-- Exercise --
Go through the entries below and write each one out exactly.

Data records
──────────────────────────────
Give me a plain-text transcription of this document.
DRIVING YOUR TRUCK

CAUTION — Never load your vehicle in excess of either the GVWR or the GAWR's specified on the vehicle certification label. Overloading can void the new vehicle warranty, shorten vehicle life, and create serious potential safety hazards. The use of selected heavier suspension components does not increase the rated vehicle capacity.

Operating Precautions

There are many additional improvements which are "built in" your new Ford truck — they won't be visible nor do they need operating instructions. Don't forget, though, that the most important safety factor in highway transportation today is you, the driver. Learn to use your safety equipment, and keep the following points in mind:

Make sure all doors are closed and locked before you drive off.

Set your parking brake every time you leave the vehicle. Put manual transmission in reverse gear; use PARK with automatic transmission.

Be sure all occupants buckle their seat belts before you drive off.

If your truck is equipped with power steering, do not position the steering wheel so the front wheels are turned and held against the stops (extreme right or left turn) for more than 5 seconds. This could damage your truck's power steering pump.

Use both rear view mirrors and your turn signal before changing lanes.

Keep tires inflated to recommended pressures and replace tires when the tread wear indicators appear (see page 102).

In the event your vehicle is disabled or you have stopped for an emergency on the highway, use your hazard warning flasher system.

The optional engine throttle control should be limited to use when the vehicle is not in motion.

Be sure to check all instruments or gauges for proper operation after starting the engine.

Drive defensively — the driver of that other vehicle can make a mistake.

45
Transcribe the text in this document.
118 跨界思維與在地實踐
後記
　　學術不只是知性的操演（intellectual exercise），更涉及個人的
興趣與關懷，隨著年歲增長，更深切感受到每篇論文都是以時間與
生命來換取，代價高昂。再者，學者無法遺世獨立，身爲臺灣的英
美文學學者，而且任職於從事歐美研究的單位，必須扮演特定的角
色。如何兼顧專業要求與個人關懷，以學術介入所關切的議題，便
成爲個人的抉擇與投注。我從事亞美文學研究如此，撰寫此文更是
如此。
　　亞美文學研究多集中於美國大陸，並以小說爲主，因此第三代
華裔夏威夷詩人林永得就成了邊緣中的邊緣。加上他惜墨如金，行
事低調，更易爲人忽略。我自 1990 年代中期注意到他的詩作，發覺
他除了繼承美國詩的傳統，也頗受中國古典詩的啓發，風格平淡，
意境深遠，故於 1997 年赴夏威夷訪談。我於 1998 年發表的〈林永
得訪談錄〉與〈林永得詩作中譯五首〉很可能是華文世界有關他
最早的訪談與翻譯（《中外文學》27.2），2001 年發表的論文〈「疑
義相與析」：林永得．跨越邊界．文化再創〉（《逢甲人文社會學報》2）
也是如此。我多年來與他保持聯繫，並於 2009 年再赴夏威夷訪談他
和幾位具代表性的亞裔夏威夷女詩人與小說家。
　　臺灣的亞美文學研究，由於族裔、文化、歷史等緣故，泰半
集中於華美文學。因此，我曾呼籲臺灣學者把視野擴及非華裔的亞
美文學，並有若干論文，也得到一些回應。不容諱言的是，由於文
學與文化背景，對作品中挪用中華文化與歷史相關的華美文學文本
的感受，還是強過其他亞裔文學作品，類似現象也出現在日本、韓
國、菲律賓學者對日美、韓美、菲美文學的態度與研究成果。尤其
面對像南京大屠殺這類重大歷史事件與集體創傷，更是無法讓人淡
──────────────────────────────
-- Correct output --
Give me a plain-text transcription of this document.
DRIVING YOUR TRUCK

CAUTION — Never load your vehicle in excess of either the GVWR or the GAWR's specified on the vehicle certification label. Overloading can void the new vehicle warranty, shorten vehicle life, and create serious potential safety hazards. The use of selected heavier suspension components does not increase the rated vehicle capacity.

Operating Precautions

There are many additional improvements which are "built in" your new Ford truck — they won't be visible nor do they need operating instructions. Don't forget, though, that the most important safety factor in highway transportation today is you, the driver. Learn to use your safety equipment, and keep the following points in mind:

Make sure all doors are closed and locked before you drive off.

Set your parking brake every time you leave the vehicle. Put manual transmission in reverse gear; use PARK with automatic transmission.

Be sure all occupants buckle their seat belts before you drive off.

If your truck is equipped with power steering, do not position the steering wheel so the front wheels are turned and held against the stops (extreme right or left turn) for more than 5 seconds. This could damage your truck's power steering pump.

Use both rear view mirrors and your turn signal before changing lanes.

Keep tires inflated to recommended pressures and replace tires when the tread wear indicators appear (see page 102).

In the event your vehicle is disabled or you have stopped for an emergency on the highway, use your hazard warning flasher system.

The optional engine throttle control should be limited to use when the vehicle is not in motion.

Be sure to check all instruments or gauges for proper operation after starting the engine.

Drive defensively — the driver of that other vehicle can make a mistake.

45
Transcribe the text in this document.
118 跨界思維與在地實踐
後記
　　學術不只是知性的操演（intellectual exercise），更涉及個人的
興趣與關懷，隨著年歲增長，更深切感受到每篇論文都是以時間與
生命來換取，代價高昂。再者，學者無法遺世獨立，身爲臺灣的英
美文學學者，而且任職於從事歐美研究的單位，必須扮演特定的角
色。如何兼顧專業要求與個人關懷，以學術介入所關切的議題，便
成爲個人的抉擇與投注。我從事亞美文學研究如此，撰寫此文更是
如此。
　　亞美文學研究多集中於美國大陸，並以小說爲主，因此第三代
華裔夏威夷詩人林永得就成了邊緣中的邊緣。加上他惜墨如金，行
事低調，更易爲人忽略。我自 1990 年代中期注意到他的詩作，發覺
他除了繼承美國詩的傳統，也頗受中國古典詩的啓發，風格平淡，
意境深遠，故於 1997 年赴夏威夷訪談。我於 1998 年發表的〈林永
得訪談錄〉與〈林永得詩作中譯五首〉很可能是華文世界有關他
最早的訪談與翻譯（《中外文學》27.2），2001 年發表的論文〈「疑
義相與析」：林永得．跨越邊界．文化再創〉（《逢甲人文社會學報》2）
也是如此。我多年來與他保持聯繫，並於 2009 年再赴夏威夷訪談他
和幾位具代表性的亞裔夏威夷女詩人與小說家。
　　臺灣的亞美文學研究，由於族裔、文化、歷史等緣故，泰半
集中於華美文學。因此，我曾呼籲臺灣學者把視野擴及非華裔的亞
美文學，並有若干論文，也得到一些回應。不容諱言的是，由於文
學與文化背景，對作品中挪用中華文化與歷史相關的華美文學文本
的感受，還是強過其他亞裔文學作品，類似現象也出現在日本、韓
國、菲律賓學者對日美、韓美、菲美文學的態度與研究成果。尤其
面對像南京大屠殺這類重大歷史事件與集體創傷，更是無法讓人淡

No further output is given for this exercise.